= YOUR TASK =
Return the listing below word for word.

# # # # # # #

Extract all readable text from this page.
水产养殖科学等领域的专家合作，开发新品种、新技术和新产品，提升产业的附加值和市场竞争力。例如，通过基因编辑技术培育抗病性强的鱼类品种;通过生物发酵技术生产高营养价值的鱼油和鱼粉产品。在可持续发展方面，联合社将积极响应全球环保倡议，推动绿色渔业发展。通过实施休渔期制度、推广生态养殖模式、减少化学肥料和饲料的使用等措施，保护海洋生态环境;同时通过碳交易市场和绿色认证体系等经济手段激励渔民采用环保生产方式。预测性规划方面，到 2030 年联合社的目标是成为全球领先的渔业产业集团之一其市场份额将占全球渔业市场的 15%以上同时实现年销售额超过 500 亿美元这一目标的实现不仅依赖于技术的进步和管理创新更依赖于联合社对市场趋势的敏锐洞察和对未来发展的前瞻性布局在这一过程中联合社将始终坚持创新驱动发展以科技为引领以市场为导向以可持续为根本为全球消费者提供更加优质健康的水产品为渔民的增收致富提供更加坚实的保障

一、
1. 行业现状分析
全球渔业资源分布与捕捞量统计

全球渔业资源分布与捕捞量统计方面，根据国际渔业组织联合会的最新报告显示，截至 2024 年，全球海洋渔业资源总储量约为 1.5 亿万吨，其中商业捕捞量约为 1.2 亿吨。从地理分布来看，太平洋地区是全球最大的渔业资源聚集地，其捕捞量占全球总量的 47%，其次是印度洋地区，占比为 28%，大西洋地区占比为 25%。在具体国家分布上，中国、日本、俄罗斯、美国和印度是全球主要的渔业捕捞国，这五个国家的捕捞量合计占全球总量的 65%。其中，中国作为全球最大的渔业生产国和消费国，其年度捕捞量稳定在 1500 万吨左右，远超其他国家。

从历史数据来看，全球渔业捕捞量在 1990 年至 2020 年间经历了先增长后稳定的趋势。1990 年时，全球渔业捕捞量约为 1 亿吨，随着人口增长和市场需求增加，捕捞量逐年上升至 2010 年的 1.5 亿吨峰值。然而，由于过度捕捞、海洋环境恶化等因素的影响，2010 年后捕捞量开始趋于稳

# # # # # # #

= THE ANSWER =
Extract all readable text from this page.
水产养殖科学等领域的专家合作，开发新品种、新技术和新产品，提升产业的附加值和市场竞争力。例如，通过基因编辑技术培育抗病性强的鱼类品种;通过生物发酵技术生产高营养价值的鱼油和鱼粉产品。在可持续发展方面，联合社将积极响应全球环保倡议，推动绿色渔业发展。通过实施休渔期制度、推广生态养殖模式、减少化学肥料和饲料的使用等措施，保护海洋生态环境;同时通过碳交易市场和绿色认证体系等经济手段激励渔民采用环保生产方式。预测性规划方面，到 2030 年联合社的目标是成为全球领先的渔业产业集团之一其市场份额将占全球渔业市场的 15%以上同时实现年销售额超过 500 亿美元这一目标的实现不仅依赖于技术的进步和管理创新更依赖于联合社对市场趋势的敏锐洞察和对未来发展的前瞻性布局在这一过程中联合社将始终坚持创新驱动发展以科技为引领以市场为导向以可持续为根本为全球消费者提供更加优质健康的水产品为渔民的增收致富提供更加坚实的保障

一、
1. 行业现状分析
全球渔业资源分布与捕捞量统计

全球渔业资源分布与捕捞量统计方面，根据国际渔业组织联合会的最新报告显示，截至 2024 年，全球海洋渔业资源总储量约为 1.5 亿万吨，其中商业捕捞量约为 1.2 亿吨。从地理分布来看，太平洋地区是全球最大的渔业资源聚集地，其捕捞量占全球总量的 47%，其次是印度洋地区，占比为 28%，大西洋地区占比为 25%。在具体国家分布上，中国、日本、俄罗斯、美国和印度是全球主要的渔业捕捞国，这五个国家的捕捞量合计占全球总量的 65%。其中，中国作为全球最大的渔业生产国和消费国，其年度捕捞量稳定在 1500 万吨左右，远超其他国家。

从历史数据来看，全球渔业捕捞量在 1990 年至 2020 年间经历了先增长后稳定的趋势。1990 年时，全球渔业捕捞量约为 1 亿吨，随着人口增长和市场需求增加，捕捞量逐年上升至 2010 年的 1.5 亿吨峰值。然而，由于过度捕捞、海洋环境恶化等因素的影响，2010 年后捕捞量开始趋于稳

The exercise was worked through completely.